What is needed: Copy every record below, exactly as written.

Record extracts:
★ ★ ★
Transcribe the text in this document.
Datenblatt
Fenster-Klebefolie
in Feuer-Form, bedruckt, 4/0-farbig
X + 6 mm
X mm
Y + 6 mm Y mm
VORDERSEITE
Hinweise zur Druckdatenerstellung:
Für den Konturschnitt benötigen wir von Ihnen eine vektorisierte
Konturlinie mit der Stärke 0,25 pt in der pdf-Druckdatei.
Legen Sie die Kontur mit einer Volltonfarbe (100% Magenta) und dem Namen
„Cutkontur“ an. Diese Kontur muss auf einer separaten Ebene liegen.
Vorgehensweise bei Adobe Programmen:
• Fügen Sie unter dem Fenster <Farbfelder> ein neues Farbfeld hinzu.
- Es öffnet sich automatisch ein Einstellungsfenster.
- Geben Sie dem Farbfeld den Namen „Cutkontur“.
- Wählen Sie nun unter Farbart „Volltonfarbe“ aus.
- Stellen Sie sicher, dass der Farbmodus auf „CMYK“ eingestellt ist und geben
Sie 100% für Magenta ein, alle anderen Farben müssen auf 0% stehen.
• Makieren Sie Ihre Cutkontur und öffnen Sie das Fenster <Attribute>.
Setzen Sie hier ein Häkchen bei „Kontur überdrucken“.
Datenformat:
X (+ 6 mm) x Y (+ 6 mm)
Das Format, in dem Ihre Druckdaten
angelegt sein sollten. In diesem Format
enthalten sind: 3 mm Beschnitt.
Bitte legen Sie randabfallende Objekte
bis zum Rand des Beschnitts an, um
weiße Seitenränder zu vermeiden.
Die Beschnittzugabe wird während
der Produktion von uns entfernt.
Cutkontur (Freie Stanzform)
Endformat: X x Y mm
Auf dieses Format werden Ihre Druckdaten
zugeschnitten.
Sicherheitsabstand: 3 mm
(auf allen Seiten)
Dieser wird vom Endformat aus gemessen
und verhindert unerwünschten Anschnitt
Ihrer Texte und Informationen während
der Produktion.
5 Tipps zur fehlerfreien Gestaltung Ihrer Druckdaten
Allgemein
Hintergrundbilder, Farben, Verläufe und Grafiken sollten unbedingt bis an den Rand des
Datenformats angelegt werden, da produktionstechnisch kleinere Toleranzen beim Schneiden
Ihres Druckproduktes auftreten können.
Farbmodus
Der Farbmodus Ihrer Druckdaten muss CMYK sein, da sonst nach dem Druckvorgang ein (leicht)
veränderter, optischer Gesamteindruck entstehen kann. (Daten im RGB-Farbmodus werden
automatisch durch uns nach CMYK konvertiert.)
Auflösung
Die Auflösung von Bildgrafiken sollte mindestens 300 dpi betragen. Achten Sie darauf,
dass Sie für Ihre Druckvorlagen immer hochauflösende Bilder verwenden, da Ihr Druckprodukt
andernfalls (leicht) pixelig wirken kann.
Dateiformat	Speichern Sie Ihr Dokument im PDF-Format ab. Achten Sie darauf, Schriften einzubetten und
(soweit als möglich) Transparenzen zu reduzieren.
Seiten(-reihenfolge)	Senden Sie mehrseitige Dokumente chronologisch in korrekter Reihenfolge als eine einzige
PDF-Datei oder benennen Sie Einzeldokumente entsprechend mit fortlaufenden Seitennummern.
★ ★ ★
Result of the exercise:
Transcribe the text in this document.
Datenblatt
Fenster-Klebefolie
in Feuer-Form, bedruckt, 4/0-farbig
X + 6 mm
X mm
Y + 6 mm Y mm
VORDERSEITE
Hinweise zur Druckdatenerstellung:
Für den Konturschnitt benötigen wir von Ihnen eine vektorisierte
Konturlinie mit der Stärke 0,25 pt in der pdf-Druckdatei.
Legen Sie die Kontur mit einer Volltonfarbe (100% Magenta) und dem Namen
„Cutkontur“ an. Diese Kontur muss auf einer separaten Ebene liegen.
Vorgehensweise bei Adobe Programmen:
• Fügen Sie unter dem Fenster <Farbfelder> ein neues Farbfeld hinzu.
- Es öffnet sich automatisch ein Einstellungsfenster.
- Geben Sie dem Farbfeld den Namen „Cutkontur“.
- Wählen Sie nun unter Farbart „Volltonfarbe“ aus.
- Stellen Sie sicher, dass der Farbmodus auf „CMYK“ eingestellt ist und geben
Sie 100% für Magenta ein, alle anderen Farben müssen auf 0% stehen.
• Makieren Sie Ihre Cutkontur und öffnen Sie das Fenster <Attribute>.
Setzen Sie hier ein Häkchen bei „Kontur überdrucken“.
Datenformat:
X (+ 6 mm) x Y (+ 6 mm)
Das Format, in dem Ihre Druckdaten
angelegt sein sollten. In diesem Format
enthalten sind: 3 mm Beschnitt.
Bitte legen Sie randabfallende Objekte
bis zum Rand des Beschnitts an, um
weiße Seitenränder zu vermeiden.
Die Beschnittzugabe wird während
der Produktion von uns entfernt.
Cutkontur (Freie Stanzform)
Endformat: X x Y mm
Auf dieses Format werden Ihre Druckdaten
zugeschnitten.
Sicherheitsabstand: 3 mm
(auf allen Seiten)
Dieser wird vom Endformat aus gemessen
und verhindert unerwünschten Anschnitt
Ihrer Texte und Informationen während
der Produktion.
5 Tipps zur fehlerfreien Gestaltung Ihrer Druckdaten
Allgemein
Hintergrundbilder, Farben, Verläufe und Grafiken sollten unbedingt bis an den Rand des
Datenformats angelegt werden, da produktionstechnisch kleinere Toleranzen beim Schneiden
Ihres Druckproduktes auftreten können.
Farbmodus
Der Farbmodus Ihrer Druckdaten muss CMYK sein, da sonst nach dem Druckvorgang ein (leicht)
veränderter, optischer Gesamteindruck entstehen kann. (Daten im RGB-Farbmodus werden
automatisch durch uns nach CMYK konvertiert.)
Auflösung
Die Auflösung von Bildgrafiken sollte mindestens 300 dpi betragen. Achten Sie darauf,
dass Sie für Ihre Druckvorlagen immer hochauflösende Bilder verwenden, da Ihr Druckprodukt
andernfalls (leicht) pixelig wirken kann.
Dateiformat	Speichern Sie Ihr Dokument im PDF-Format ab. Achten Sie darauf, Schriften einzubetten und
(soweit als möglich) Transparenzen zu reduzieren.
Seiten(-reihenfolge)	Senden Sie mehrseitige Dokumente chronologisch in korrekter Reihenfolge als eine einzige
PDF-Datei oder benennen Sie Einzeldokumente entsprechend mit fortlaufenden Seitennummern.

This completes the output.